>> begin GIVEN ENTRIES

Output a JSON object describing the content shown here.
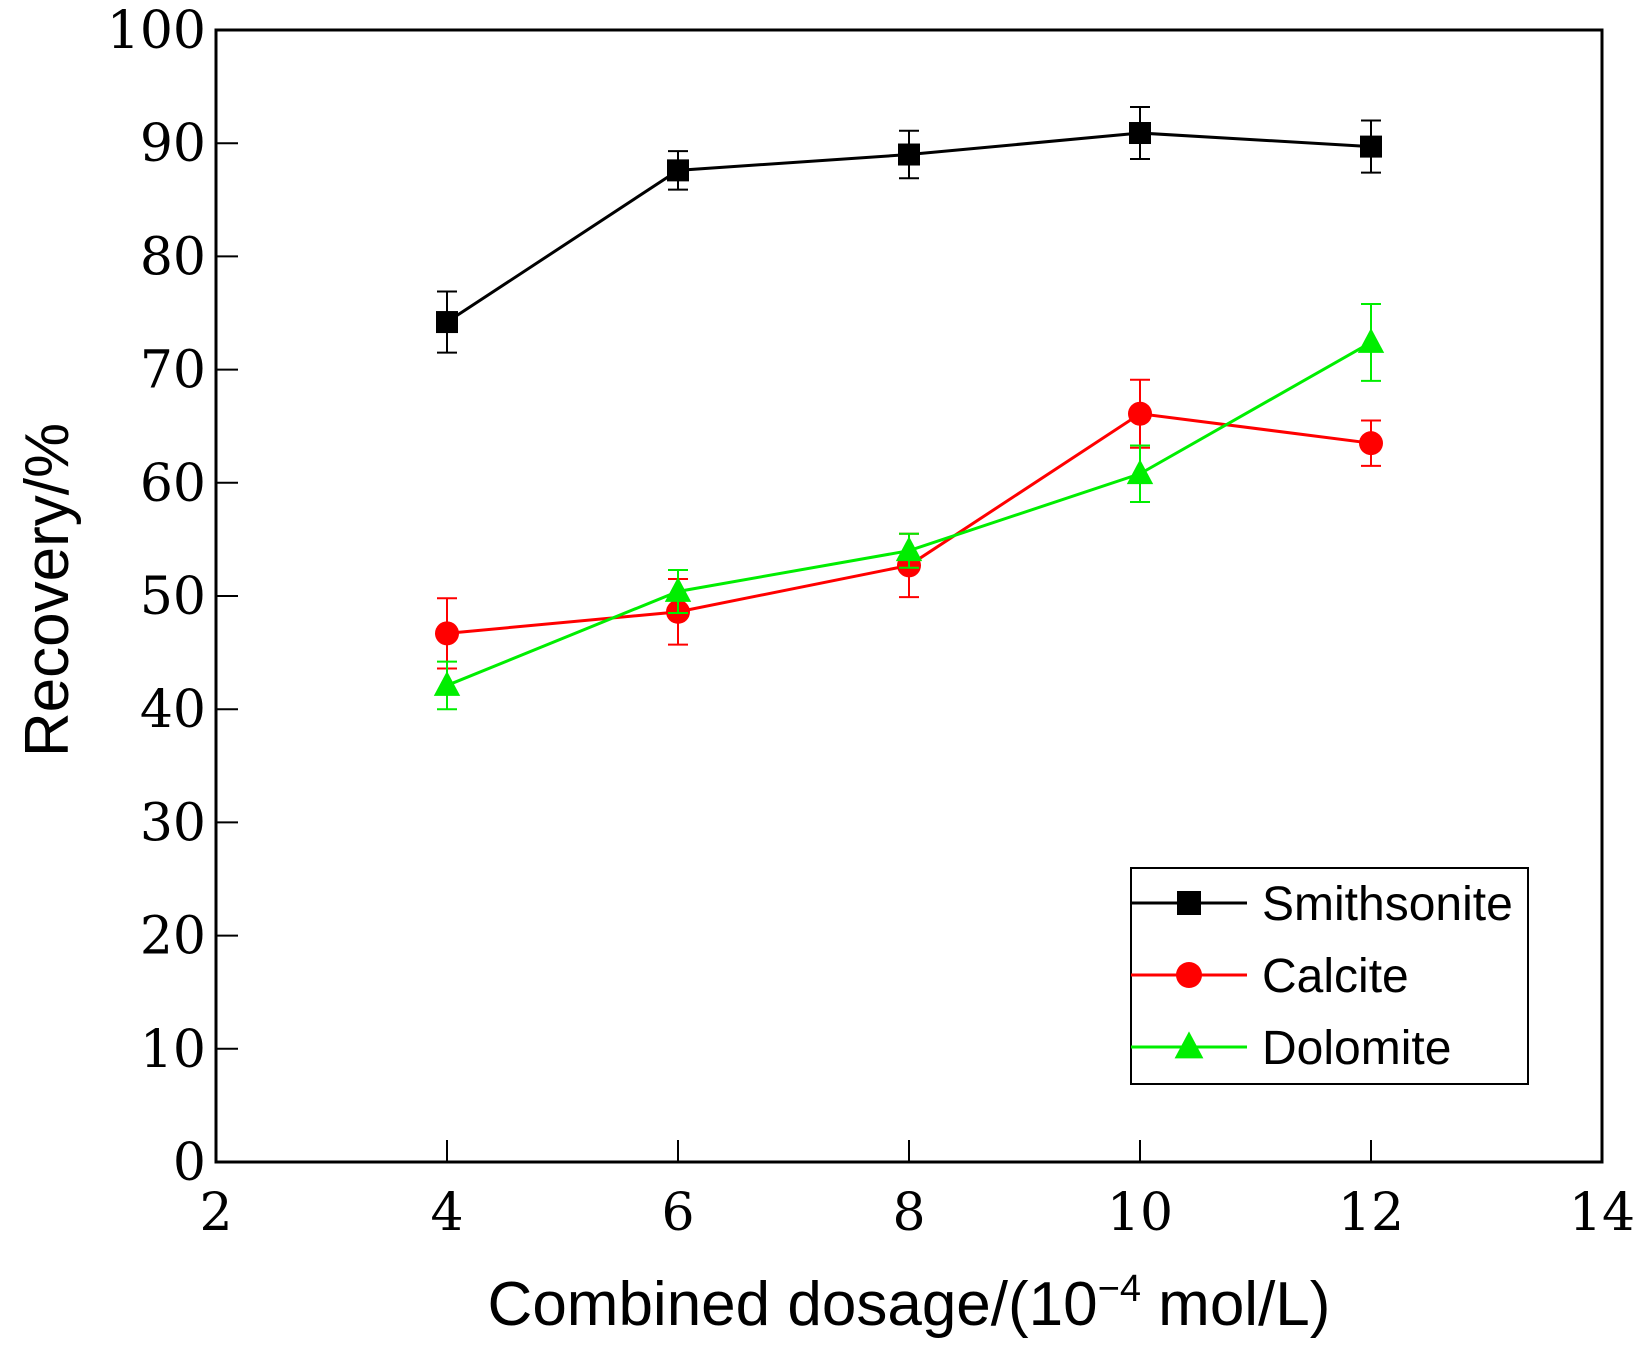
{
  "chart_data": {
    "type": "line",
    "title": "",
    "xlabel": "Combined dosage/(10",
    "xlabel_sup": "−4",
    "xlabel_suffix": " mol/L)",
    "ylabel": "Recovery/%",
    "xlim": [
      2,
      14
    ],
    "ylim": [
      0,
      100
    ],
    "xticks": [
      2,
      4,
      6,
      8,
      10,
      12,
      14
    ],
    "yticks": [
      0,
      10,
      20,
      30,
      40,
      50,
      60,
      70,
      80,
      90,
      100
    ],
    "x": [
      4,
      6,
      8,
      10,
      12
    ],
    "grid": false,
    "legend_position": "bottom-right",
    "series": [
      {
        "name": "Smithsonite",
        "marker": "square",
        "color": "#000000",
        "values": [
          74.2,
          87.6,
          89.0,
          90.9,
          89.7
        ],
        "errors": [
          2.7,
          1.7,
          2.1,
          2.3,
          2.3
        ]
      },
      {
        "name": "Calcite",
        "marker": "circle",
        "color": "#ff0000",
        "values": [
          46.7,
          48.6,
          52.7,
          66.1,
          63.5
        ],
        "errors": [
          3.1,
          2.9,
          2.8,
          3.0,
          2.0
        ]
      },
      {
        "name": "Dolomite",
        "marker": "triangle",
        "color": "#00ee00",
        "values": [
          42.1,
          50.4,
          54.0,
          60.8,
          72.4
        ],
        "errors": [
          2.1,
          1.9,
          1.5,
          2.5,
          3.4
        ]
      }
    ]
  }
}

>> end GIVEN ENTRIES

* [WRITTEN REQUEST]
Repeat the data exactly, excluding the pictures.

* [FULL RESPONSE]
Output a JSON object describing the content shown here.
{
  "chart_data": {
    "type": "line",
    "title": "",
    "xlabel": "Combined dosage/(10",
    "xlabel_sup": "−4",
    "xlabel_suffix": " mol/L)",
    "ylabel": "Recovery/%",
    "xlim": [
      2,
      14
    ],
    "ylim": [
      0,
      100
    ],
    "xticks": [
      2,
      4,
      6,
      8,
      10,
      12,
      14
    ],
    "yticks": [
      0,
      10,
      20,
      30,
      40,
      50,
      60,
      70,
      80,
      90,
      100
    ],
    "x": [
      4,
      6,
      8,
      10,
      12
    ],
    "grid": false,
    "legend_position": "bottom-right",
    "series": [
      {
        "name": "Smithsonite",
        "marker": "square",
        "color": "#000000",
        "values": [
          74.2,
          87.6,
          89.0,
          90.9,
          89.7
        ],
        "errors": [
          2.7,
          1.7,
          2.1,
          2.3,
          2.3
        ]
      },
      {
        "name": "Calcite",
        "marker": "circle",
        "color": "#ff0000",
        "values": [
          46.7,
          48.6,
          52.7,
          66.1,
          63.5
        ],
        "errors": [
          3.1,
          2.9,
          2.8,
          3.0,
          2.0
        ]
      },
      {
        "name": "Dolomite",
        "marker": "triangle",
        "color": "#00ee00",
        "values": [
          42.1,
          50.4,
          54.0,
          60.8,
          72.4
        ],
        "errors": [
          2.1,
          1.9,
          1.5,
          2.5,
          3.4
        ]
      }
    ]
  }
}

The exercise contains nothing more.